>> BEGIN Input

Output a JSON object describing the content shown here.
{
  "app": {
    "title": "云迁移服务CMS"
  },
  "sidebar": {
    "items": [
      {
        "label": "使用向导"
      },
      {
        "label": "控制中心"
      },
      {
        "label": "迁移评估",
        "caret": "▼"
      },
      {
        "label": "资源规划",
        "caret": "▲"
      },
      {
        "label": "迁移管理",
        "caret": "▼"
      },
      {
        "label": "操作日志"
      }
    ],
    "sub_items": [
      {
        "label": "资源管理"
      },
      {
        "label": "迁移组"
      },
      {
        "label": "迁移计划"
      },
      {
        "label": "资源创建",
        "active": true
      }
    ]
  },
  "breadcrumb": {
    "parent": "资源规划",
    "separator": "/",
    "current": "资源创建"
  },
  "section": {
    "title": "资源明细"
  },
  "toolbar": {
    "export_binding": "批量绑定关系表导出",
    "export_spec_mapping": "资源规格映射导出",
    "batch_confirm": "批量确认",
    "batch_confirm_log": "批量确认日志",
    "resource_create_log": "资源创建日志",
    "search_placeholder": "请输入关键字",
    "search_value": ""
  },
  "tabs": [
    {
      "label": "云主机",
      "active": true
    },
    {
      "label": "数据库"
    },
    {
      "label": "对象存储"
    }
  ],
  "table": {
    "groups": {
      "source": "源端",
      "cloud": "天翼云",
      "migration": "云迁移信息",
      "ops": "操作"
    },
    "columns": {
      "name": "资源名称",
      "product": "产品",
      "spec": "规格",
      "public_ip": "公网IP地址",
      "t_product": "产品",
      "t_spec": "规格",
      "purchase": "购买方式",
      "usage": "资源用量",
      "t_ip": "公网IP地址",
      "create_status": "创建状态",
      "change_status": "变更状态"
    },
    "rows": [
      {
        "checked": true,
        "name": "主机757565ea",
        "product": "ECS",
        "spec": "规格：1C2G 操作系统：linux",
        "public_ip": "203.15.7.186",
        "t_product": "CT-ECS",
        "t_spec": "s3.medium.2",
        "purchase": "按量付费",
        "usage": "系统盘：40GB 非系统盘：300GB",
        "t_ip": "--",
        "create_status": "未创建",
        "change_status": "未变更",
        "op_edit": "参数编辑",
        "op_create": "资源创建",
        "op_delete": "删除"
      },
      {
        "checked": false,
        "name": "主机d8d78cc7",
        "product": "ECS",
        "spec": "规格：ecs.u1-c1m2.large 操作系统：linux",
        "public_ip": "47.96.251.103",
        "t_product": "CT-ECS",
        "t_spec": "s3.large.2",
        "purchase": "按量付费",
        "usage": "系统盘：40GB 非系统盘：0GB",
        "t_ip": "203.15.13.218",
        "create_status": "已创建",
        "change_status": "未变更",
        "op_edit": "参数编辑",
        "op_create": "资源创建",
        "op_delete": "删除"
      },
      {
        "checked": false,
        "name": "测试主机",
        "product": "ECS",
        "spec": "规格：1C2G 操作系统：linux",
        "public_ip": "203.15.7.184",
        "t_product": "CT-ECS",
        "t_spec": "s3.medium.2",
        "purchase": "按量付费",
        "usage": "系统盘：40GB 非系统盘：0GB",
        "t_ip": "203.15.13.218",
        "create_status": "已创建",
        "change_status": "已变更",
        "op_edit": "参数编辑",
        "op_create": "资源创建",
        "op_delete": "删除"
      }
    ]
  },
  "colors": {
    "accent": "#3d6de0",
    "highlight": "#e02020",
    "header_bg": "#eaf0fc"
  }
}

>> END Input
>> BEGIN Input

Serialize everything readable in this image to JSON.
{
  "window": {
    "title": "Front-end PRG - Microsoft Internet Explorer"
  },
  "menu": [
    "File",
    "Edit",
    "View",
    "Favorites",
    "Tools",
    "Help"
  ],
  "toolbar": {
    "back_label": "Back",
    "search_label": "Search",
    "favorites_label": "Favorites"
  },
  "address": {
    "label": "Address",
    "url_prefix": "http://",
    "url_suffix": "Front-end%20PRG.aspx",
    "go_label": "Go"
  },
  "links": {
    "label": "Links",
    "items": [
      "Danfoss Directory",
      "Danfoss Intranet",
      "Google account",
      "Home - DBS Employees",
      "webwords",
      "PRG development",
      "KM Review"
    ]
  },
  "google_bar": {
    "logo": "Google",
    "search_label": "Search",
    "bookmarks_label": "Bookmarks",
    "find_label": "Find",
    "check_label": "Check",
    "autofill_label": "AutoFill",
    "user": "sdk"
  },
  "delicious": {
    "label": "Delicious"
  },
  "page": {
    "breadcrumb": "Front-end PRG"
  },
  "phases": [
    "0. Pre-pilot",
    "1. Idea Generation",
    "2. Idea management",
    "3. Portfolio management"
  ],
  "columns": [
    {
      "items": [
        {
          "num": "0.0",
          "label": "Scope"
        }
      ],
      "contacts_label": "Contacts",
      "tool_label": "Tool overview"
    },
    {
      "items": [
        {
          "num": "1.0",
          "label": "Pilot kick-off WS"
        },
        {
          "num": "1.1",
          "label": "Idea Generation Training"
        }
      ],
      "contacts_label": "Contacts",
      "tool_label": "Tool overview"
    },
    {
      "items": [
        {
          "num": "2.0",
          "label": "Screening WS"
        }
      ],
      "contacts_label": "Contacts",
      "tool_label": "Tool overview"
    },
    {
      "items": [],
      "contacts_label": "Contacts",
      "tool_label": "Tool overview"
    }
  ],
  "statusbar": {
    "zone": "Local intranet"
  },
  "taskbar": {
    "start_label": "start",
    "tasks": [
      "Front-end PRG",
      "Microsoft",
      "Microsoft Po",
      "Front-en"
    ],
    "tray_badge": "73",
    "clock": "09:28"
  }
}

>> END Input
>> BEGIN Input

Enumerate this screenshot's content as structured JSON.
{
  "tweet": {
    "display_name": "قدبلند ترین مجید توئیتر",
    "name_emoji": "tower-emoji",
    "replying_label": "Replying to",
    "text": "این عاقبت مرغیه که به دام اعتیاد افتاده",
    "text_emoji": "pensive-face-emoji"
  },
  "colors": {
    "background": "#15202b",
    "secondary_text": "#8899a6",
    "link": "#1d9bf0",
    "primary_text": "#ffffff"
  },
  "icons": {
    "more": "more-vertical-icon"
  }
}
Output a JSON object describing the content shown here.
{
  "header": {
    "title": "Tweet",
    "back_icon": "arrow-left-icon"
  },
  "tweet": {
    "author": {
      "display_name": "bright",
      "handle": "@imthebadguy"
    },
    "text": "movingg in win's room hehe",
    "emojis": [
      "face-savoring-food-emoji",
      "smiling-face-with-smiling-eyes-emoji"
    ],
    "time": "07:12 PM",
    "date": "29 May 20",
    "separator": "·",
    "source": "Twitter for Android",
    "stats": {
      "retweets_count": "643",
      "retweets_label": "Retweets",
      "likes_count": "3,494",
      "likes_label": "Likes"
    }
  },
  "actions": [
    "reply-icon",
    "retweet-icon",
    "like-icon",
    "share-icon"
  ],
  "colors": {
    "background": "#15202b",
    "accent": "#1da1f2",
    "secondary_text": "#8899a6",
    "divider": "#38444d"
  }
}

>> END Input

▶ _What is needed_:
Copy each line above where the string "management" occurs.

▶ _Exercise response_:
    "2. Idea management",
    "3. Portfolio management"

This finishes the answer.